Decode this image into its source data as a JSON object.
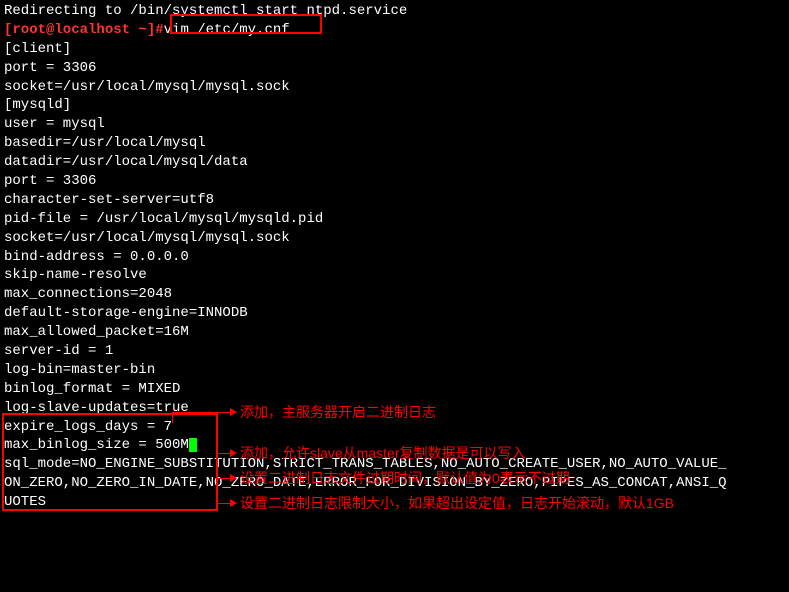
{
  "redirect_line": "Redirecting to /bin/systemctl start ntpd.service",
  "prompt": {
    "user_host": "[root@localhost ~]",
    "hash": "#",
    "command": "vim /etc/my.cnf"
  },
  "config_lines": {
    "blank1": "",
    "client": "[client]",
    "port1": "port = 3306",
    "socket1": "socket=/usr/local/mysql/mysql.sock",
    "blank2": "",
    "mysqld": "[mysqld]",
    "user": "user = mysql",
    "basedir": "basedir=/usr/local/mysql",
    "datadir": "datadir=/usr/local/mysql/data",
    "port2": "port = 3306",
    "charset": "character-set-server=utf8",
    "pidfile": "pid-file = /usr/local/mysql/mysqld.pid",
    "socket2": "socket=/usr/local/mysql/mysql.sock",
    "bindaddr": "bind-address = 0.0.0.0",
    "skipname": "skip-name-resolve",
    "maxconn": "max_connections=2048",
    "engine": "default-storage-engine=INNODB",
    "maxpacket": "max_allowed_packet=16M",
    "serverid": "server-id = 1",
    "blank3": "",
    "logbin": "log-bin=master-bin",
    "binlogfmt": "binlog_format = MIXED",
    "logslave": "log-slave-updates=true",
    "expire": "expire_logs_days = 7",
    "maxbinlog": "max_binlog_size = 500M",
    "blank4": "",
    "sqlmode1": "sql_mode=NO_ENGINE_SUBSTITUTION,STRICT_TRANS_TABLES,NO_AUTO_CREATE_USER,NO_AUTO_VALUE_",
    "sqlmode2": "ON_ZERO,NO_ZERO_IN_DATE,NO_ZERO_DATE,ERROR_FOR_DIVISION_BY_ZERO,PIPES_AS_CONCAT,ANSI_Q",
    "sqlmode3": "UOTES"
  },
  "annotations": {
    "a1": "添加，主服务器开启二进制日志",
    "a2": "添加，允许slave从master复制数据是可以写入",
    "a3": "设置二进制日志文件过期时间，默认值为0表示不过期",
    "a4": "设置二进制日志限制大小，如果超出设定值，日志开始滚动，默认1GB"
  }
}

--*--

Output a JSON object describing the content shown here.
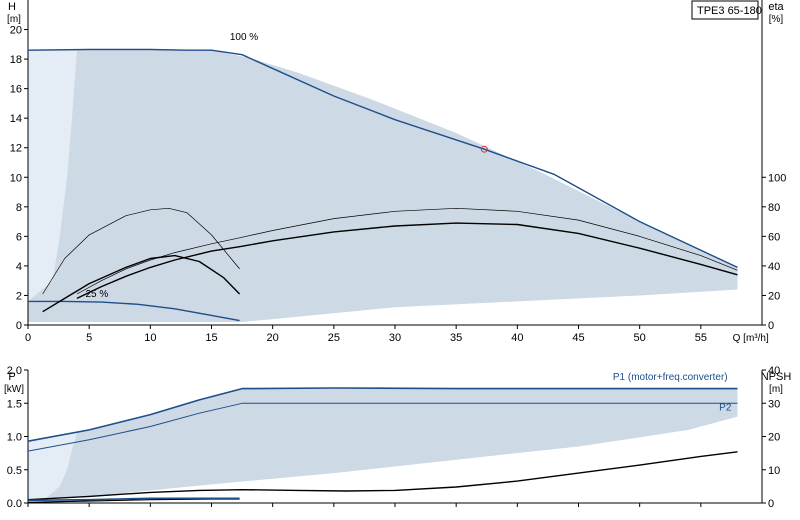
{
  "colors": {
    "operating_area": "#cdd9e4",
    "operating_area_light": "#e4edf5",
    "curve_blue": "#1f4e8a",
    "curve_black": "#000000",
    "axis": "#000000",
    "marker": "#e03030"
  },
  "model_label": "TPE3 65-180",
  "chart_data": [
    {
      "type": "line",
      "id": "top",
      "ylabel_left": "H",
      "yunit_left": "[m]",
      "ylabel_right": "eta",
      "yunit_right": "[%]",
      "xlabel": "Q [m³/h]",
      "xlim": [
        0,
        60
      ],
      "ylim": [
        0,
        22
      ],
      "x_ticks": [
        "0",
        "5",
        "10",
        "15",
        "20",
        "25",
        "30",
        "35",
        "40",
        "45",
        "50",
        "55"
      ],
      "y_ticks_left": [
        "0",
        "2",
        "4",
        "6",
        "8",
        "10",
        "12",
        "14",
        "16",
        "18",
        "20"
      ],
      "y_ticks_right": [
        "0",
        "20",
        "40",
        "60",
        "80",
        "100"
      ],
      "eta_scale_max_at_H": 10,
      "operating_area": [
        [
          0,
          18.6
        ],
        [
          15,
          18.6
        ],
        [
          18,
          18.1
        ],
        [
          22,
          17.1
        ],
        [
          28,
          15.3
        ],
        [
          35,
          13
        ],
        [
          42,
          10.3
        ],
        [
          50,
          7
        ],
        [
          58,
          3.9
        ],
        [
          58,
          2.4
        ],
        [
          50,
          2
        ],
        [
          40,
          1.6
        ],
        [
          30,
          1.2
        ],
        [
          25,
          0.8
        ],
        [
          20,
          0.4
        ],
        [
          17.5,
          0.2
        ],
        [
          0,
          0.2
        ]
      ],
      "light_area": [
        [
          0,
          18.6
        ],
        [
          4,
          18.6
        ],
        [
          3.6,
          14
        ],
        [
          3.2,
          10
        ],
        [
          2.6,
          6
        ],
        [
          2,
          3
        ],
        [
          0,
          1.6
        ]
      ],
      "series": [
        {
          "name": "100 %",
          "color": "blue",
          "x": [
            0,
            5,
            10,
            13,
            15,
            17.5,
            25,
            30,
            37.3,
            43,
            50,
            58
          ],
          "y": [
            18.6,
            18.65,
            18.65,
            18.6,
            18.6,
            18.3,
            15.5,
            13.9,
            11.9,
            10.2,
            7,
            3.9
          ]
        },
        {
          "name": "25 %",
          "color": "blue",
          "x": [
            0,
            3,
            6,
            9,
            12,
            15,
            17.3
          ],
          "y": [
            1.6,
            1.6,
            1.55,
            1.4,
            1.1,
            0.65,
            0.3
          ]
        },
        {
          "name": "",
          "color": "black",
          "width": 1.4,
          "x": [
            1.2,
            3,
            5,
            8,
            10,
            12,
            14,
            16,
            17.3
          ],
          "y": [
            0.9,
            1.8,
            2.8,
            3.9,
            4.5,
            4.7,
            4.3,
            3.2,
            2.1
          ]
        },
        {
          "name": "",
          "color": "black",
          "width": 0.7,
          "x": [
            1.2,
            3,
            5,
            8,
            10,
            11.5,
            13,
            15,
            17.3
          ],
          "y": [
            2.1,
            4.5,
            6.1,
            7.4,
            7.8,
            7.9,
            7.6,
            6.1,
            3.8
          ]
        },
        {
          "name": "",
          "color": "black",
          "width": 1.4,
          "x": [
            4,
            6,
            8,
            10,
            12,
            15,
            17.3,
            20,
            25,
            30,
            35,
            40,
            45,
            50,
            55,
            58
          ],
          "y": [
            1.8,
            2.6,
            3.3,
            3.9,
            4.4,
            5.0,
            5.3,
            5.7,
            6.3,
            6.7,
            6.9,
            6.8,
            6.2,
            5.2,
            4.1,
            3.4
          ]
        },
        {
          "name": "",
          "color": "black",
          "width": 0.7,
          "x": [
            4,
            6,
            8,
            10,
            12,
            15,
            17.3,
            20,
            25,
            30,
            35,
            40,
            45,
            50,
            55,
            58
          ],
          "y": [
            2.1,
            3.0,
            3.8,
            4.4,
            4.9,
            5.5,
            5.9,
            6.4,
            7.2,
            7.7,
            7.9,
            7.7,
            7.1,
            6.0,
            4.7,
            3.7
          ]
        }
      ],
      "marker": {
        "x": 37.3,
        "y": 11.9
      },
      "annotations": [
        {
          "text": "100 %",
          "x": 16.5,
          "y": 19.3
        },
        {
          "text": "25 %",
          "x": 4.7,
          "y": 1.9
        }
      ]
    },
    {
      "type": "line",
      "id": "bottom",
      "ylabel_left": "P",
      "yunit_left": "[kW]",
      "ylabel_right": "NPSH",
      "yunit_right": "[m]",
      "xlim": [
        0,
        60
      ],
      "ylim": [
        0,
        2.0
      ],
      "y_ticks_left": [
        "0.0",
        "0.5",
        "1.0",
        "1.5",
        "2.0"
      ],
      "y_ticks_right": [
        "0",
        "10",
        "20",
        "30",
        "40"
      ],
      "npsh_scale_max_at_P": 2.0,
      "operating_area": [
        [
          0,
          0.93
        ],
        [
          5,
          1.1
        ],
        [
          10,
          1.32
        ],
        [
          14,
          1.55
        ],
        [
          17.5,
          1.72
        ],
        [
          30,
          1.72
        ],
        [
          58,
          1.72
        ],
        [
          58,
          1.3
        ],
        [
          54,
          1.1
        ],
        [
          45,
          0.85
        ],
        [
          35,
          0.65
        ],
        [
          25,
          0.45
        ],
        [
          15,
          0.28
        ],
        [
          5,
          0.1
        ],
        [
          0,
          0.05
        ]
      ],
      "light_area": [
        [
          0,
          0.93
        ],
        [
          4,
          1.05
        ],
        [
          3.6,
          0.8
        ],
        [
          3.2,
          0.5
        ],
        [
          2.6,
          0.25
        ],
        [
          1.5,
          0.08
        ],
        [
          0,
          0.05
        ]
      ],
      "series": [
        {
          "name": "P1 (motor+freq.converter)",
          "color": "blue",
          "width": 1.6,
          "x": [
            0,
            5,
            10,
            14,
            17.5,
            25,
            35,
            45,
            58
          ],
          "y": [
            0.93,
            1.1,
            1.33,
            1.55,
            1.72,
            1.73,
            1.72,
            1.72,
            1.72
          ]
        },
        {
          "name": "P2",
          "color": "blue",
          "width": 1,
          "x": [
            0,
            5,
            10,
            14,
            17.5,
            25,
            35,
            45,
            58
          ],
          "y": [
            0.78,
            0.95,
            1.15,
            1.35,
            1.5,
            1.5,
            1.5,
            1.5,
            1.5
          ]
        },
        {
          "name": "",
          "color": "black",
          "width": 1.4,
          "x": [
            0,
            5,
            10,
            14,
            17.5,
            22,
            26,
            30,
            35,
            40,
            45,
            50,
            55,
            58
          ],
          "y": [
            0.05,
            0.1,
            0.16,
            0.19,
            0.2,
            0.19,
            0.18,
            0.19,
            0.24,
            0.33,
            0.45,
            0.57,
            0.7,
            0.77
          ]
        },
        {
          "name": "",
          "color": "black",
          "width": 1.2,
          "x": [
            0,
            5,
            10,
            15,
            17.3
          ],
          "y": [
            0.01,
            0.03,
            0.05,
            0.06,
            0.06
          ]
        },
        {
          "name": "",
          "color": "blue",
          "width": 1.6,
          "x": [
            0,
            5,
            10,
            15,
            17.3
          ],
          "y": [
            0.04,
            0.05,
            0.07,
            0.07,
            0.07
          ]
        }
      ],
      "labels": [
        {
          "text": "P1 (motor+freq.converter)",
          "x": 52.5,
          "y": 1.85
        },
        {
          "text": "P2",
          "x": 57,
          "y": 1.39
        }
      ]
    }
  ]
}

--*--

*What is being asked*
Find every line in the records above that holds the word "sock", and copy each one.

*Answer to this exercise*
    "socket1": "socket=/usr/local/mysql/mysql.sock",
    "socket2": "socket=/usr/local/mysql/mysql.sock",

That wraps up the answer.